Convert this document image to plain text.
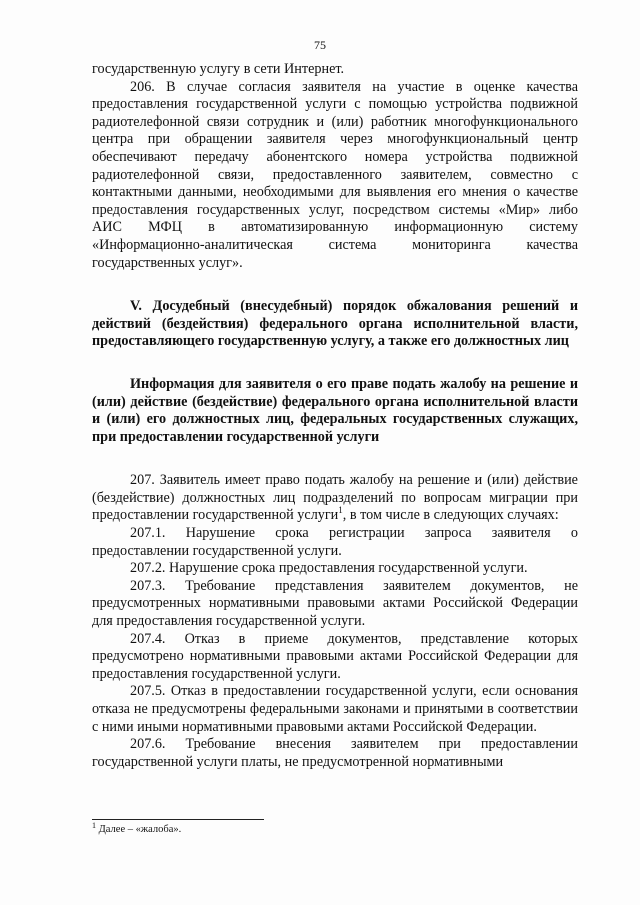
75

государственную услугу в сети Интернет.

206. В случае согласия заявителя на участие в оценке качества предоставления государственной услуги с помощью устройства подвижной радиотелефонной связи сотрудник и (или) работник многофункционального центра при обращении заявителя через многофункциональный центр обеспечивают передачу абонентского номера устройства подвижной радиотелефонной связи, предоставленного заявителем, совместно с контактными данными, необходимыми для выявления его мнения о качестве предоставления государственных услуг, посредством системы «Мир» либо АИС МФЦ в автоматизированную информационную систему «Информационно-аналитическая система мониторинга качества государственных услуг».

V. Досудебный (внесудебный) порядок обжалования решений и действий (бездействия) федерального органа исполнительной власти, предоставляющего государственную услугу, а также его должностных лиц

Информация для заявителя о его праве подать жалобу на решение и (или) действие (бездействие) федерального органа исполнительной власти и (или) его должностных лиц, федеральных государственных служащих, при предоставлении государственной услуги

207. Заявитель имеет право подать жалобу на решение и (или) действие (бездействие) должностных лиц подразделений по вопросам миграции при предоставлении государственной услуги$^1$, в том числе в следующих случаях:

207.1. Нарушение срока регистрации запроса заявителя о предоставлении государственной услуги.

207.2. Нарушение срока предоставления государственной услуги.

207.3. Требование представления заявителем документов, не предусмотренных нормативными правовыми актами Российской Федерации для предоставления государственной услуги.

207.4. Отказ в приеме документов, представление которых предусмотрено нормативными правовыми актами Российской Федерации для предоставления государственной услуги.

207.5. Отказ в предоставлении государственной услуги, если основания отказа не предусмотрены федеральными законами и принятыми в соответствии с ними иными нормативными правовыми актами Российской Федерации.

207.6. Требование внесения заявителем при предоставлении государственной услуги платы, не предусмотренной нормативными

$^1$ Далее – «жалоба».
▬▬▬
TASK DESCRIPTION: Copy every line of the data exactly as written, excluding the pictures.

RESULT FOR THIS EXERCISE:
Convert this document image to plain text.
75

государственную услугу в сети Интернет.

206. В случае согласия заявителя на участие в оценке качества предоставления государственной услуги с помощью устройства подвижной радиотелефонной связи сотрудник и (или) работник многофункционального центра при обращении заявителя через многофункциональный центр обеспечивают передачу абонентского номера устройства подвижной радиотелефонной связи, предоставленного заявителем, совместно с контактными данными, необходимыми для выявления его мнения о качестве предоставления государственных услуг, посредством системы «Мир» либо АИС МФЦ в автоматизированную информационную систему «Информационно-аналитическая система мониторинга качества государственных услуг».

V. Досудебный (внесудебный) порядок обжалования решений и действий (бездействия) федерального органа исполнительной власти, предоставляющего государственную услугу, а также его должностных лиц

Информация для заявителя о его праве подать жалобу на решение и (или) действие (бездействие) федерального органа исполнительной власти и (или) его должностных лиц, федеральных государственных служащих, при предоставлении государственной услуги

207. Заявитель имеет право подать жалобу на решение и (или) действие (бездействие) должностных лиц подразделений по вопросам миграции при предоставлении государственной услуги$^1$, в том числе в следующих случаях:

207.1. Нарушение срока регистрации запроса заявителя о предоставлении государственной услуги.

207.2. Нарушение срока предоставления государственной услуги.

207.3. Требование представления заявителем документов, не предусмотренных нормативными правовыми актами Российской Федерации для предоставления государственной услуги.

207.4. Отказ в приеме документов, представление которых предусмотрено нормативными правовыми актами Российской Федерации для предоставления государственной услуги.

207.5. Отказ в предоставлении государственной услуги, если основания отказа не предусмотрены федеральными законами и принятыми в соответствии с ними иными нормативными правовыми актами Российской Федерации.

207.6. Требование внесения заявителем при предоставлении государственной услуги платы, не предусмотренной нормативными

$^1$ Далее – «жалоба».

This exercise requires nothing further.